[start DATASET CONTENT]

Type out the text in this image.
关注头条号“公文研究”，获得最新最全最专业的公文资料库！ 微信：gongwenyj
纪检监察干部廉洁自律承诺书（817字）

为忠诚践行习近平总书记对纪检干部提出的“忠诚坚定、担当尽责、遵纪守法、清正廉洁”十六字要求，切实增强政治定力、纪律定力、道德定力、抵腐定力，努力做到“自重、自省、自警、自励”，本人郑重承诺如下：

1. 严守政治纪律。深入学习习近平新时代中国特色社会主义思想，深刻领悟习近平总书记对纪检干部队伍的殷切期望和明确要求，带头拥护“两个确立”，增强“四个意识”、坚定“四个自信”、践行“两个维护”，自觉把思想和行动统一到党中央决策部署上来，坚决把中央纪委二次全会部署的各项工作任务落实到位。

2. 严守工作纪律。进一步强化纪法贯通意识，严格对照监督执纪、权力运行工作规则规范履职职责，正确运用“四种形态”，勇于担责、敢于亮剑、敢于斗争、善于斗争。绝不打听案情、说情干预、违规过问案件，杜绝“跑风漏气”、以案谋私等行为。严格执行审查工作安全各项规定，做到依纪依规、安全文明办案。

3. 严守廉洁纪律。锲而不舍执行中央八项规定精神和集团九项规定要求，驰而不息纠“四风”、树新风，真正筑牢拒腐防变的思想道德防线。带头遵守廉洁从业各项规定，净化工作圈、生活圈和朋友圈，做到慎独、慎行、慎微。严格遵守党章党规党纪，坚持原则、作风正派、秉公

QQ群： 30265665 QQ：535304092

[end DATASET CONTENT]

#### [AIM OF THE TASK]
Copy all the lines, exactly.

#### [TASK RESULT]
Type out the text in this image.
关注头条号“公文研究”，获得最新最全最专业的公文资料库！ 微信：gongwenyj
纪检监察干部廉洁自律承诺书（817字）

为忠诚践行习近平总书记对纪检干部提出的“忠诚坚定、担当尽责、遵纪守法、清正廉洁”十六字要求，切实增强政治定力、纪律定力、道德定力、抵腐定力，努力做到“自重、自省、自警、自励”，本人郑重承诺如下：

1. 严守政治纪律。深入学习习近平新时代中国特色社会主义思想，深刻领悟习近平总书记对纪检干部队伍的殷切期望和明确要求，带头拥护“两个确立”，增强“四个意识”、坚定“四个自信”、践行“两个维护”，自觉把思想和行动统一到党中央决策部署上来，坚决把中央纪委二次全会部署的各项工作任务落实到位。

2. 严守工作纪律。进一步强化纪法贯通意识，严格对照监督执纪、权力运行工作规则规范履职职责，正确运用“四种形态”，勇于担责、敢于亮剑、敢于斗争、善于斗争。绝不打听案情、说情干预、违规过问案件，杜绝“跑风漏气”、以案谋私等行为。严格执行审查工作安全各项规定，做到依纪依规、安全文明办案。

3. 严守廉洁纪律。锲而不舍执行中央八项规定精神和集团九项规定要求，驰而不息纠“四风”、树新风，真正筑牢拒腐防变的思想道德防线。带头遵守廉洁从业各项规定，净化工作圈、生活圈和朋友圈，做到慎独、慎行、慎微。严格遵守党章党规党纪，坚持原则、作风正派、秉公

QQ群： 30265665 QQ：535304092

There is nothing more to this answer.